● TASK DIRECTIONS
From the listing below, extract each entry exactly as written, minus the images.

Dataset listings of figures:
####

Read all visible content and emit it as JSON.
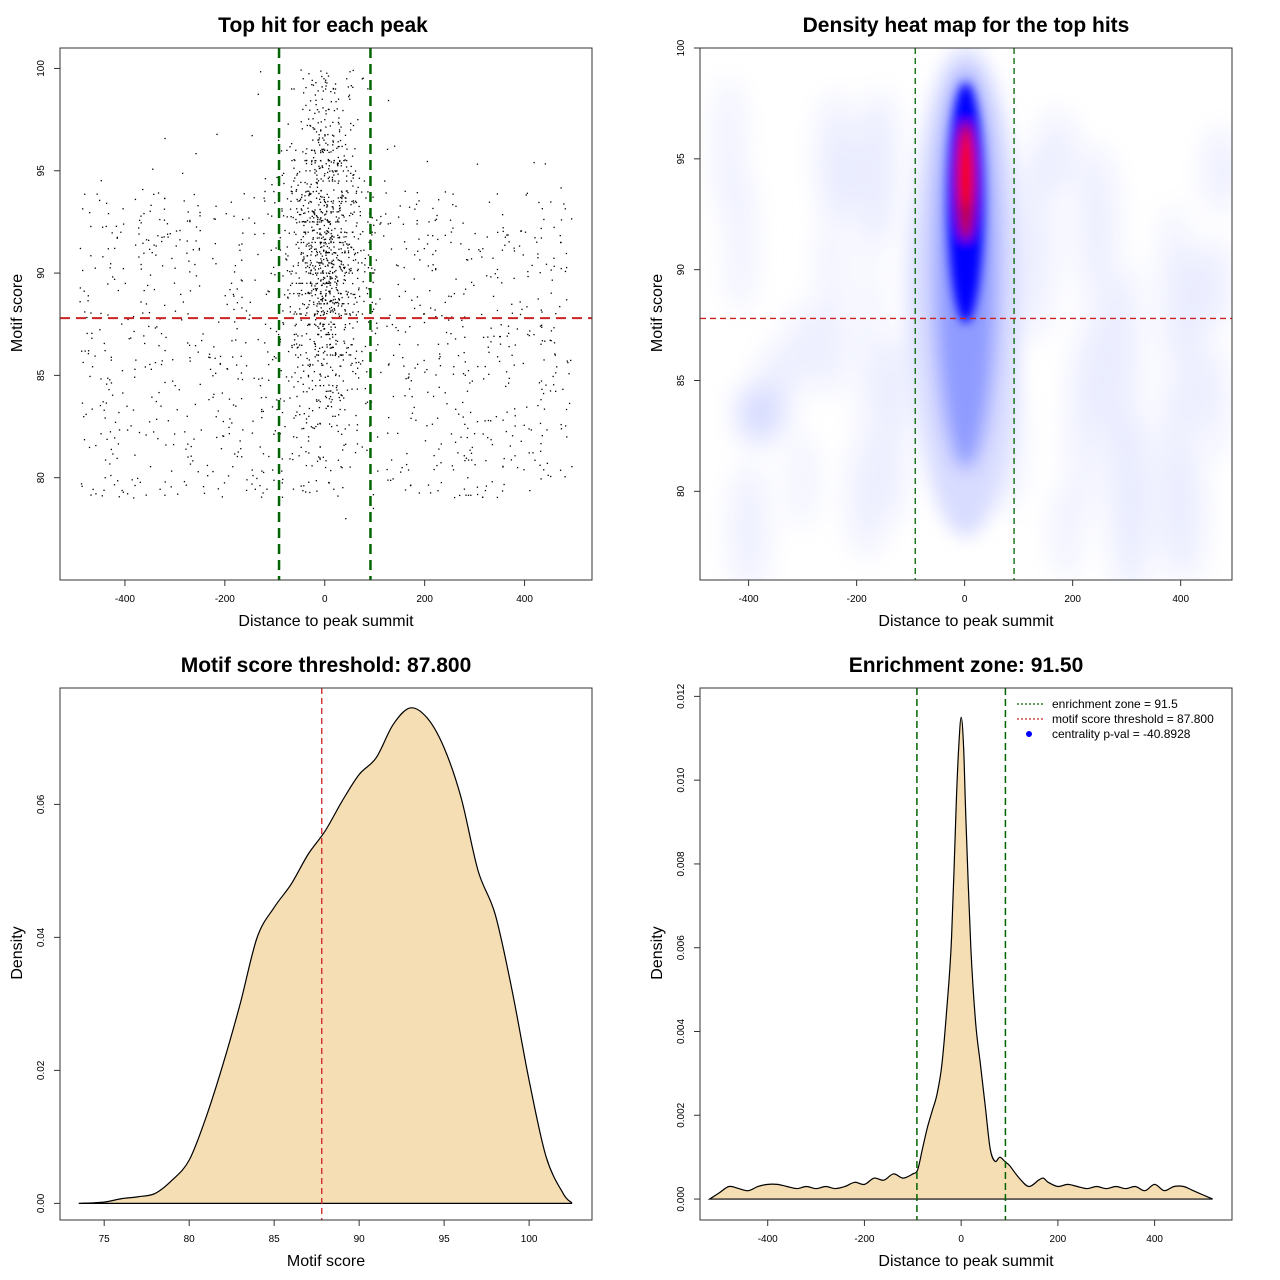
{
  "chart_data": [
    {
      "type": "scatter",
      "title": "Top hit for each peak",
      "xlabel": "Distance to peak summit",
      "ylabel": "Motif score",
      "xlim": [
        -530,
        535
      ],
      "ylim": [
        75,
        101
      ],
      "xticks": [
        -400,
        -200,
        0,
        200,
        400
      ],
      "yticks": [
        80,
        85,
        90,
        95,
        100
      ],
      "xtick_labels": [
        "-400",
        "-200",
        "0",
        "200",
        "400"
      ],
      "ytick_labels": [
        "80",
        "85",
        "90",
        "95",
        "100"
      ],
      "vlines": [
        -91.5,
        91.5
      ],
      "hline": 87.8,
      "point_count": 2200,
      "colors": {
        "points": "#000000",
        "vlines": "#006400",
        "hline": "#cc2222"
      }
    },
    {
      "type": "heatmap",
      "title": "Density heat map for the top hits",
      "xlabel": "Distance to peak summit",
      "ylabel": "Motif score",
      "xlim": [
        -490,
        495
      ],
      "ylim": [
        76,
        100
      ],
      "xticks": [
        -400,
        -200,
        0,
        200,
        400
      ],
      "yticks": [
        80,
        85,
        90,
        95,
        100
      ],
      "xtick_labels": [
        "-400",
        "-200",
        "0",
        "200",
        "400"
      ],
      "ytick_labels": [
        "80",
        "85",
        "90",
        "95",
        "100"
      ],
      "vlines": [
        -91.5,
        91.5
      ],
      "hline": 87.8,
      "colors": {
        "low": "#ffffff",
        "mid": "#0000ff",
        "high": "#ff0000",
        "vlines": "#006400",
        "hline": "#cc2222"
      }
    },
    {
      "type": "area",
      "title": "Motif score threshold: 87.800",
      "xlabel": "Motif score",
      "ylabel": "Density",
      "xlim": [
        72.4,
        103.7
      ],
      "ylim": [
        -0.0025,
        0.0775
      ],
      "xticks": [
        75,
        80,
        85,
        90,
        95,
        100
      ],
      "yticks": [
        0.0,
        0.02,
        0.04,
        0.06
      ],
      "xtick_labels": [
        "75",
        "80",
        "85",
        "90",
        "95",
        "100"
      ],
      "ytick_labels": [
        "0.00",
        "0.02",
        "0.04",
        "0.06"
      ],
      "vline": 87.8,
      "x": [
        73.5,
        75,
        76,
        77,
        78,
        79,
        80,
        81,
        82,
        83,
        84,
        85,
        86,
        87,
        88,
        89,
        90,
        91,
        92,
        93,
        94,
        95,
        96,
        97,
        98,
        99,
        100,
        101,
        102,
        102.5
      ],
      "y": [
        0.0,
        0.0002,
        0.0007,
        0.001,
        0.0015,
        0.0035,
        0.0065,
        0.013,
        0.021,
        0.03,
        0.04,
        0.0445,
        0.048,
        0.0525,
        0.056,
        0.0605,
        0.0645,
        0.067,
        0.072,
        0.0745,
        0.073,
        0.0685,
        0.061,
        0.05,
        0.0435,
        0.032,
        0.0185,
        0.007,
        0.0015,
        0.0001
      ],
      "colors": {
        "fill": "#f5deb3",
        "line": "#000000",
        "vline": "#cc2222"
      }
    },
    {
      "type": "area",
      "title": "Enrichment zone: 91.50",
      "xlabel": "Distance to peak summit",
      "ylabel": "Density",
      "xlim": [
        -540,
        560
      ],
      "ylim": [
        -0.0005,
        0.0122
      ],
      "xticks": [
        -400,
        -200,
        0,
        200,
        400
      ],
      "yticks": [
        0.0,
        0.002,
        0.004,
        0.006,
        0.008,
        0.01,
        0.012
      ],
      "xtick_labels": [
        "-400",
        "-200",
        "0",
        "200",
        "400"
      ],
      "ytick_labels": [
        "0.000",
        "0.002",
        "0.004",
        "0.006",
        "0.008",
        "0.010",
        "0.012"
      ],
      "vlines": [
        -91.5,
        91.5
      ],
      "x": [
        -520,
        -500,
        -480,
        -460,
        -440,
        -420,
        -400,
        -380,
        -360,
        -340,
        -320,
        -300,
        -280,
        -260,
        -240,
        -220,
        -200,
        -180,
        -160,
        -140,
        -120,
        -100,
        -90,
        -80,
        -70,
        -60,
        -50,
        -40,
        -30,
        -20,
        -10,
        -5,
        0,
        5,
        10,
        20,
        30,
        40,
        50,
        60,
        70,
        80,
        90,
        100,
        120,
        140,
        160,
        170,
        180,
        200,
        220,
        240,
        260,
        280,
        300,
        320,
        340,
        360,
        380,
        400,
        420,
        440,
        460,
        480,
        500,
        520
      ],
      "y": [
        0.0,
        0.00015,
        0.0003,
        0.00025,
        0.0002,
        0.0003,
        0.00035,
        0.00035,
        0.0003,
        0.00025,
        0.0003,
        0.00025,
        0.0003,
        0.00025,
        0.0003,
        0.0004,
        0.00035,
        0.0005,
        0.00045,
        0.0006,
        0.0005,
        0.0006,
        0.0007,
        0.0012,
        0.0017,
        0.0021,
        0.0025,
        0.0032,
        0.0045,
        0.0062,
        0.0095,
        0.0108,
        0.0115,
        0.0108,
        0.009,
        0.006,
        0.0042,
        0.0032,
        0.0022,
        0.0012,
        0.0009,
        0.001,
        0.0009,
        0.0008,
        0.0005,
        0.0003,
        0.00045,
        0.0005,
        0.0004,
        0.0003,
        0.00035,
        0.0003,
        0.00025,
        0.0003,
        0.00025,
        0.0003,
        0.00025,
        0.0003,
        0.0002,
        0.00035,
        0.0002,
        0.0003,
        0.0003,
        0.0002,
        0.0001,
        0.0
      ],
      "legend": {
        "placement": "top-right",
        "entries": [
          {
            "label": "enrichment zone = 91.5",
            "style": "dotted",
            "color": "#006400"
          },
          {
            "label": "motif score threshold = 87.800",
            "style": "dotted",
            "color": "#cc2222"
          },
          {
            "label": "centrality p-val = -40.8928",
            "style": "point",
            "color": "#0000ff"
          }
        ]
      },
      "colors": {
        "fill": "#f5deb3",
        "line": "#000000",
        "vlines": "#006400"
      }
    }
  ]
}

####

● FULL RESPONSE
Read all visible content and emit it as JSON.
{
  "chart_data": [
    {
      "type": "scatter",
      "title": "Top hit for each peak",
      "xlabel": "Distance to peak summit",
      "ylabel": "Motif score",
      "xlim": [
        -530,
        535
      ],
      "ylim": [
        75,
        101
      ],
      "xticks": [
        -400,
        -200,
        0,
        200,
        400
      ],
      "yticks": [
        80,
        85,
        90,
        95,
        100
      ],
      "xtick_labels": [
        "-400",
        "-200",
        "0",
        "200",
        "400"
      ],
      "ytick_labels": [
        "80",
        "85",
        "90",
        "95",
        "100"
      ],
      "vlines": [
        -91.5,
        91.5
      ],
      "hline": 87.8,
      "point_count": 2200,
      "colors": {
        "points": "#000000",
        "vlines": "#006400",
        "hline": "#cc2222"
      }
    },
    {
      "type": "heatmap",
      "title": "Density heat map for the top hits",
      "xlabel": "Distance to peak summit",
      "ylabel": "Motif score",
      "xlim": [
        -490,
        495
      ],
      "ylim": [
        76,
        100
      ],
      "xticks": [
        -400,
        -200,
        0,
        200,
        400
      ],
      "yticks": [
        80,
        85,
        90,
        95,
        100
      ],
      "xtick_labels": [
        "-400",
        "-200",
        "0",
        "200",
        "400"
      ],
      "ytick_labels": [
        "80",
        "85",
        "90",
        "95",
        "100"
      ],
      "vlines": [
        -91.5,
        91.5
      ],
      "hline": 87.8,
      "colors": {
        "low": "#ffffff",
        "mid": "#0000ff",
        "high": "#ff0000",
        "vlines": "#006400",
        "hline": "#cc2222"
      }
    },
    {
      "type": "area",
      "title": "Motif score threshold: 87.800",
      "xlabel": "Motif score",
      "ylabel": "Density",
      "xlim": [
        72.4,
        103.7
      ],
      "ylim": [
        -0.0025,
        0.0775
      ],
      "xticks": [
        75,
        80,
        85,
        90,
        95,
        100
      ],
      "yticks": [
        0.0,
        0.02,
        0.04,
        0.06
      ],
      "xtick_labels": [
        "75",
        "80",
        "85",
        "90",
        "95",
        "100"
      ],
      "ytick_labels": [
        "0.00",
        "0.02",
        "0.04",
        "0.06"
      ],
      "vline": 87.8,
      "x": [
        73.5,
        75,
        76,
        77,
        78,
        79,
        80,
        81,
        82,
        83,
        84,
        85,
        86,
        87,
        88,
        89,
        90,
        91,
        92,
        93,
        94,
        95,
        96,
        97,
        98,
        99,
        100,
        101,
        102,
        102.5
      ],
      "y": [
        0.0,
        0.0002,
        0.0007,
        0.001,
        0.0015,
        0.0035,
        0.0065,
        0.013,
        0.021,
        0.03,
        0.04,
        0.0445,
        0.048,
        0.0525,
        0.056,
        0.0605,
        0.0645,
        0.067,
        0.072,
        0.0745,
        0.073,
        0.0685,
        0.061,
        0.05,
        0.0435,
        0.032,
        0.0185,
        0.007,
        0.0015,
        0.0001
      ],
      "colors": {
        "fill": "#f5deb3",
        "line": "#000000",
        "vline": "#cc2222"
      }
    },
    {
      "type": "area",
      "title": "Enrichment zone: 91.50",
      "xlabel": "Distance to peak summit",
      "ylabel": "Density",
      "xlim": [
        -540,
        560
      ],
      "ylim": [
        -0.0005,
        0.0122
      ],
      "xticks": [
        -400,
        -200,
        0,
        200,
        400
      ],
      "yticks": [
        0.0,
        0.002,
        0.004,
        0.006,
        0.008,
        0.01,
        0.012
      ],
      "xtick_labels": [
        "-400",
        "-200",
        "0",
        "200",
        "400"
      ],
      "ytick_labels": [
        "0.000",
        "0.002",
        "0.004",
        "0.006",
        "0.008",
        "0.010",
        "0.012"
      ],
      "vlines": [
        -91.5,
        91.5
      ],
      "x": [
        -520,
        -500,
        -480,
        -460,
        -440,
        -420,
        -400,
        -380,
        -360,
        -340,
        -320,
        -300,
        -280,
        -260,
        -240,
        -220,
        -200,
        -180,
        -160,
        -140,
        -120,
        -100,
        -90,
        -80,
        -70,
        -60,
        -50,
        -40,
        -30,
        -20,
        -10,
        -5,
        0,
        5,
        10,
        20,
        30,
        40,
        50,
        60,
        70,
        80,
        90,
        100,
        120,
        140,
        160,
        170,
        180,
        200,
        220,
        240,
        260,
        280,
        300,
        320,
        340,
        360,
        380,
        400,
        420,
        440,
        460,
        480,
        500,
        520
      ],
      "y": [
        0.0,
        0.00015,
        0.0003,
        0.00025,
        0.0002,
        0.0003,
        0.00035,
        0.00035,
        0.0003,
        0.00025,
        0.0003,
        0.00025,
        0.0003,
        0.00025,
        0.0003,
        0.0004,
        0.00035,
        0.0005,
        0.00045,
        0.0006,
        0.0005,
        0.0006,
        0.0007,
        0.0012,
        0.0017,
        0.0021,
        0.0025,
        0.0032,
        0.0045,
        0.0062,
        0.0095,
        0.0108,
        0.0115,
        0.0108,
        0.009,
        0.006,
        0.0042,
        0.0032,
        0.0022,
        0.0012,
        0.0009,
        0.001,
        0.0009,
        0.0008,
        0.0005,
        0.0003,
        0.00045,
        0.0005,
        0.0004,
        0.0003,
        0.00035,
        0.0003,
        0.00025,
        0.0003,
        0.00025,
        0.0003,
        0.00025,
        0.0003,
        0.0002,
        0.00035,
        0.0002,
        0.0003,
        0.0003,
        0.0002,
        0.0001,
        0.0
      ],
      "legend": {
        "placement": "top-right",
        "entries": [
          {
            "label": "enrichment zone = 91.5",
            "style": "dotted",
            "color": "#006400"
          },
          {
            "label": "motif score threshold = 87.800",
            "style": "dotted",
            "color": "#cc2222"
          },
          {
            "label": "centrality p-val = -40.8928",
            "style": "point",
            "color": "#0000ff"
          }
        ]
      },
      "colors": {
        "fill": "#f5deb3",
        "line": "#000000",
        "vlines": "#006400"
      }
    }
  ]
}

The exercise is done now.